Locate every line in the records below that holds the word "cryovials" and return each one.

Items from a dataset
========================
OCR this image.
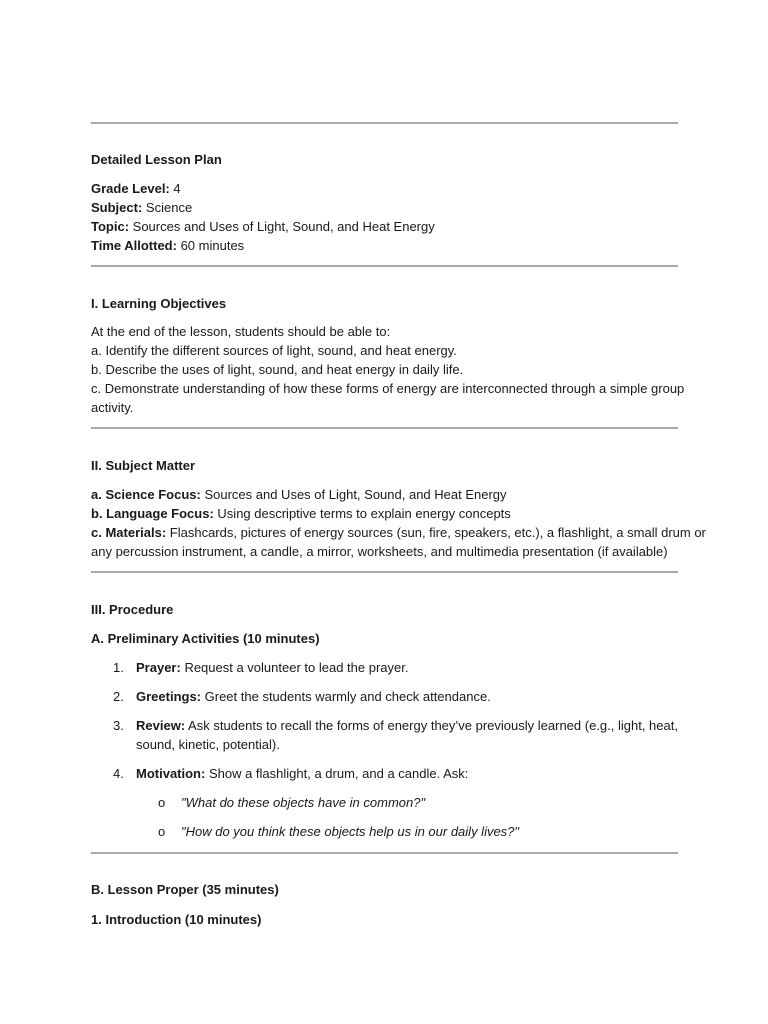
Detailed Lesson Plan
Grade Level: 4
Subject: Science
Topic: Sources and Uses of Light, Sound, and Heat Energy
Time Allotted: 60 minutes
I. Learning Objectives
At the end of the lesson, students should be able to:
a. Identify the different sources of light, sound, and heat energy.
b. Describe the uses of light, sound, and heat energy in daily life.
c. Demonstrate understanding of how these forms of energy are interconnected through a simple group
activity.
II. Subject Matter
a. Science Focus: Sources and Uses of Light, Sound, and Heat Energy
b. Language Focus: Using descriptive terms to explain energy concepts
c. Materials: Flashcards, pictures of energy sources (sun, fire, speakers, etc.), a flashlight, a small drum or
any percussion instrument, a candle, a mirror, worksheets, and multimedia presentation (if available)
III. Procedure
A. Preliminary Activities (10 minutes)
1. Prayer: Request a volunteer to lead the prayer.
2. Greetings: Greet the students warmly and check attendance.
3. Review: Ask students to recall the forms of energy they’ve previously learned (e.g., light, heat,
sound, kinetic, potential).
4. Motivation: Show a flashlight, a drum, and a candle. Ask:
o "What do these objects have in common?"
o "How do you think these objects help us in our daily lives?"
B. Lesson Proper (35 minutes)
1. Introduction (10 minutes)
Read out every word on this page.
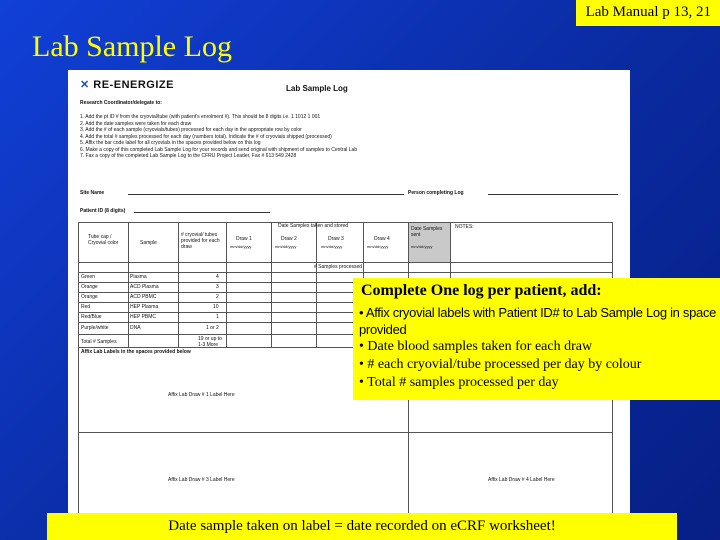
Lab Manual p 13, 21
Lab Sample Log
✕ RE-ENERGIZE	Lab Sample Log
Research Coordinator/delegate to:
1. Add the pt ID # from the cryovial/tube (with patient's enrolment #). This should be 8 digits i.e. 1 1012 1 001
2. Add the date samples were taken for each draw
3. Add the # of each sample (cryovials/tubes) processed for each day in the appropriate row by color
4. Add the total # samples processed for each day (numbers total). Indicate the # of cryovials shipped (processed)
5. Affix the bar code label for all cryovials in the spaces provided below on this log
6. Make a copy of this completed Lab Sample Log for your records and send original with shipment of samples to Central Lab
7. Fax a copy of the completed Lab Sample Log to the CFRU Project Leader, Fax # 613 549 2428
Site Name	Person completing Log
Patient ID (8 digits)
Tube cap / Cryovial color	Sample
# cryovial/ tubes provided for each draw
Date Samples taken and stored
Draw 1	Draw 2	Draw 3	Draw 4
mm/dd/yyyy	mm/dd/yyyy	mm/dd/yyyy	mm/dd/yyyy	mm/dd/yyyy
Date Samples sent
NOTES:
# Samples processed
Green	Plasma	4
Orange	ACD Plasma	3
Orange	ACD PBMC	2
Red	HEP Plasma	10
Red/Blue	HEP PBMC	1
Purple/white	DNA	1 or 2
Total # Samples	19 or up to 1-3 More
Affix Lab Labels in the spaces provided below
Affix Lab Draw # 1 Label Here
Affix Lab Draw # 3 Label Here	Affix Lab Draw # 4 Label Here
Complete One log per patient, add:
• Affix cryovial labels with Patient ID# to Lab Sample Log in space provided
• Date blood samples taken for each draw
• # each cryovial/tube processed per day by colour
• Total # samples processed per day
Date sample taken on label = date recorded on eCRF worksheet!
========================
* **Final answer**:
3. Add the # of each sample (cryovials/tubes) processed for each day in the appropriate row by color
4. Add the total # samples processed for each day (numbers total). Indicate the # of cryovials shipped (processed)
5. Affix the bar code label for all cryovials in the spaces provided below on this log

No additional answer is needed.